- EXERCISE GOAL -
Retype, without changes, every line from the line that contains "Output the text content of this document." through the final line of the records. Exclude pictures.

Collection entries
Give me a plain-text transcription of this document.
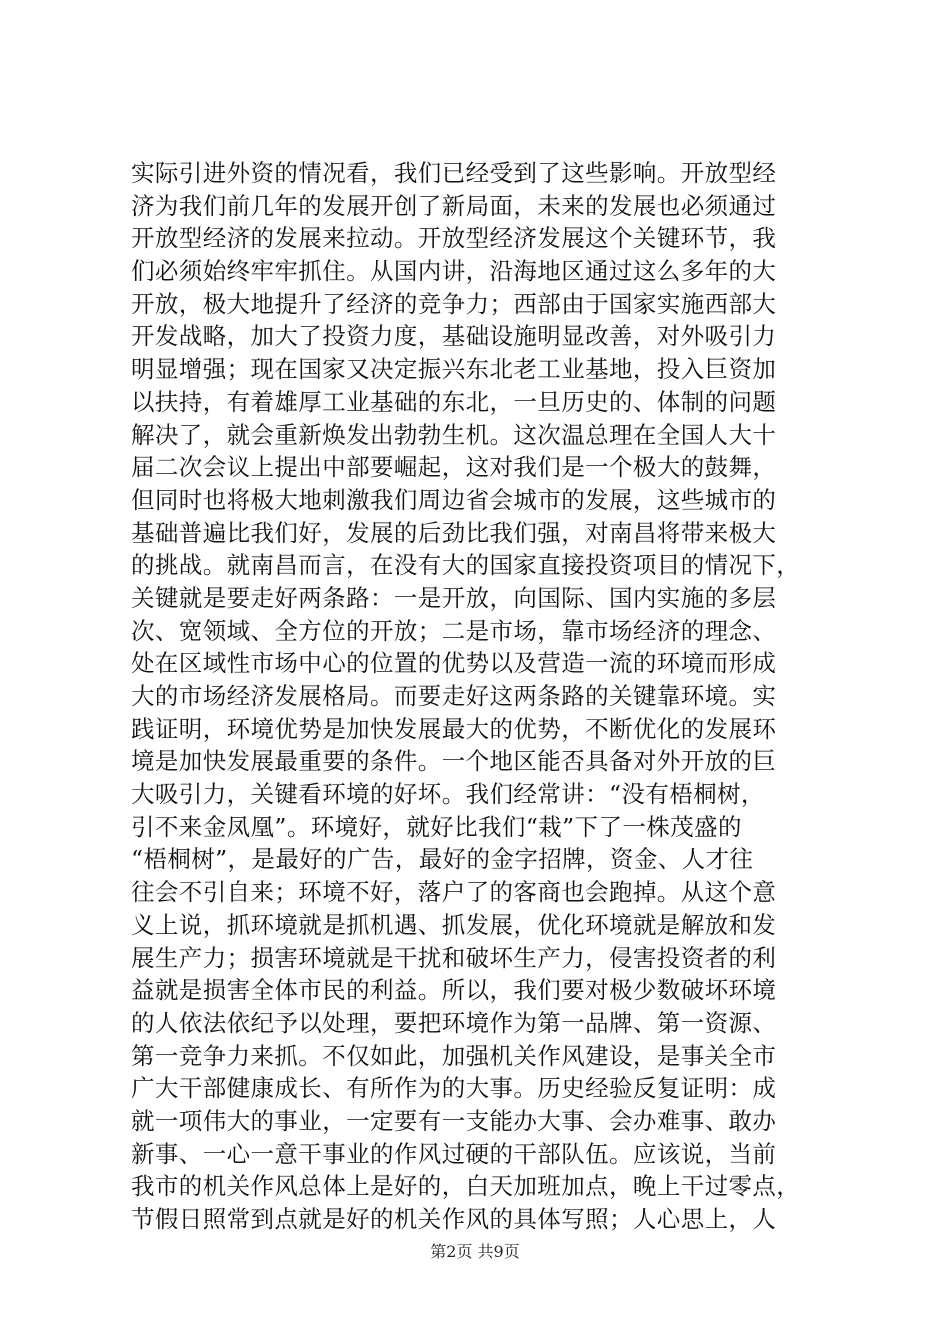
实际引进外资的情况看，我们已经受到了这些影响。开放型经
济为我们前几年的发展开创了新局面，未来的发展也必须通过
开放型经济的发展来拉动。开放型经济发展这个关键环节，我
们必须始终牢牢抓住。从国内讲，沿海地区通过这么多年的大
开放，极大地提升了经济的竞争力；西部由于国家实施西部大
开发战略，加大了投资力度，基础设施明显改善，对外吸引力
明显增强；现在国家又决定振兴东北老工业基地，投入巨资加
以扶持，有着雄厚工业基础的东北，一旦历史的、体制的问题
解决了，就会重新焕发出勃勃生机。这次温总理在全国人大十
届二次会议上提出中部要崛起，这对我们是一个极大的鼓舞，
但同时也将极大地刺激我们周边省会城市的发展，这些城市的
基础普遍比我们好，发展的后劲比我们强，对南昌将带来极大
的挑战。就南昌而言，在没有大的国家直接投资项目的情况下，
关键就是要走好两条路：一是开放，向国际、国内实施的多层
次、宽领域、全方位的开放；二是市场，靠市场经济的理念、
处在区域性市场中心的位置的优势以及营造一流的环境而形成
大的市场经济发展格局。而要走好这两条路的关键靠环境。实
践证明，环境优势是加快发展最大的优势，不断优化的发展环
境是加快发展最重要的条件。一个地区能否具备对外开放的巨
大吸引力，关键看环境的好坏。我们经常讲：“没有梧桐树，
引不来金凤凰”。环境好，就好比我们“栽”下了一株茂盛的
“梧桐树”，是最好的广告，最好的金字招牌，资金、人才往
往会不引自来；环境不好，落户了的客商也会跑掉。从这个意
义上说，抓环境就是抓机遇、抓发展，优化环境就是解放和发
展生产力；损害环境就是干扰和破坏生产力，侵害投资者的利
益就是损害全体市民的利益。所以，我们要对极少数破坏环境
的人依法依纪予以处理，要把环境作为第一品牌、第一资源、
第一竞争力来抓。不仅如此，加强机关作风建设，是事关全市
广大干部健康成长、有所作为的大事。历史经验反复证明：成
就一项伟大的事业，一定要有一支能办大事、会办难事、敢办
新事、一心一意干事业的作风过硬的干部队伍。应该说，当前
我市的机关作风总体上是好的，白天加班加点，晚上干过零点，
节假日照常到点就是好的机关作风的具体写照；人心思上，人
第2页 共9页
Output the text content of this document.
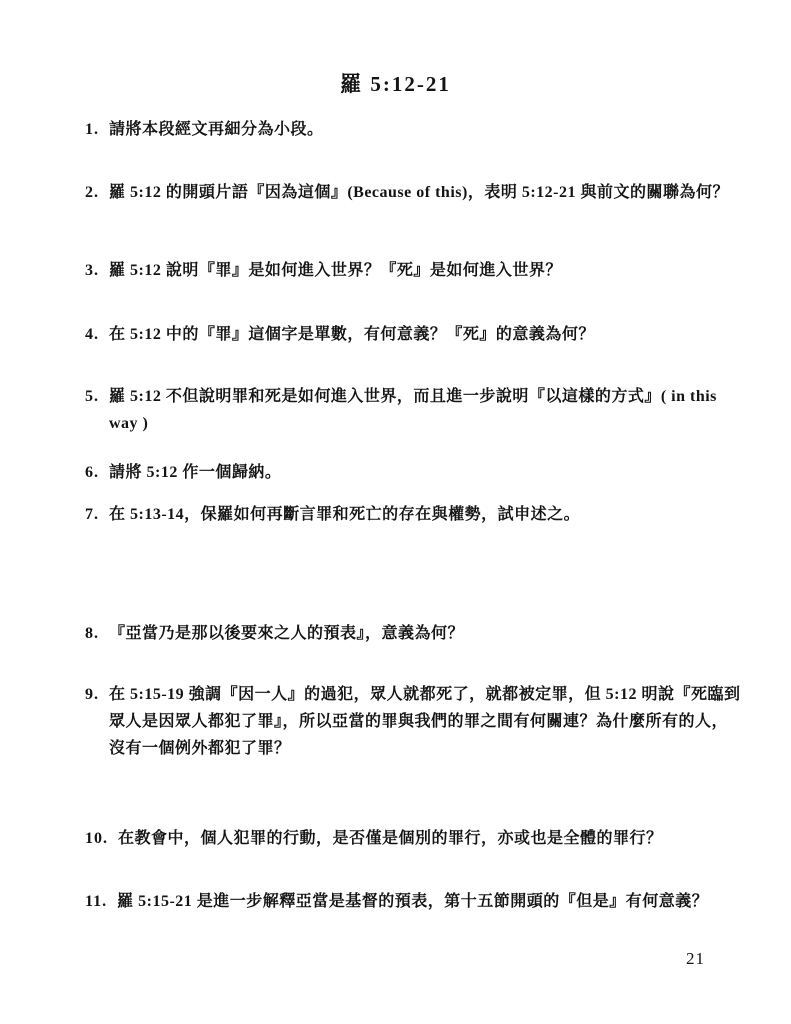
羅 5:12-21
1. 請將本段經文再細分為小段。
2. 羅 5:12 的開頭片語『因為這個』(Because of this)，表明 5:12-21 與前文的關聯為何？
3. 羅 5:12 說明『罪』是如何進入世界？『死』是如何進入世界？
4. 在 5:12 中的『罪』這個字是單數，有何意義？『死』的意義為何？
5. 羅 5:12 不但說明罪和死是如何進入世界，而且進一步說明『以這樣的方式』( in this
way )
6. 請將 5:12 作一個歸納。
7. 在 5:13-14，保羅如何再斷言罪和死亡的存在與權勢，試申述之。
8. 『亞當乃是那以後要來之人的預表』，意義為何？
9. 在 5:15-19 強調『因一人』的過犯，眾人就都死了，就都被定罪，但 5:12 明說『死臨到
眾人是因眾人都犯了罪』，所以亞當的罪與我們的罪之間有何關連？為什麼所有的人，
沒有一個例外都犯了罪？
10. 在教會中，個人犯罪的行動，是否僅是個別的罪行，亦或也是全體的罪行？
11. 羅 5:15-21 是進一步解釋亞當是基督的預表，第十五節開頭的『但是』有何意義？
21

- EXERCISE SOLUTION -
Output the text content of this document.
羅 5:12-21
1. 請將本段經文再細分為小段。
2. 羅 5:12 的開頭片語『因為這個』(Because of this)，表明 5:12-21 與前文的關聯為何？
3. 羅 5:12 說明『罪』是如何進入世界？『死』是如何進入世界？
4. 在 5:12 中的『罪』這個字是單數，有何意義？『死』的意義為何？
5. 羅 5:12 不但說明罪和死是如何進入世界，而且進一步說明『以這樣的方式』( in this
way )
6. 請將 5:12 作一個歸納。
7. 在 5:13-14，保羅如何再斷言罪和死亡的存在與權勢，試申述之。
8. 『亞當乃是那以後要來之人的預表』，意義為何？
9. 在 5:15-19 強調『因一人』的過犯，眾人就都死了，就都被定罪，但 5:12 明說『死臨到
眾人是因眾人都犯了罪』，所以亞當的罪與我們的罪之間有何關連？為什麼所有的人，
沒有一個例外都犯了罪？
10. 在教會中，個人犯罪的行動，是否僅是個別的罪行，亦或也是全體的罪行？
11. 羅 5:15-21 是進一步解釋亞當是基督的預表，第十五節開頭的『但是』有何意義？
21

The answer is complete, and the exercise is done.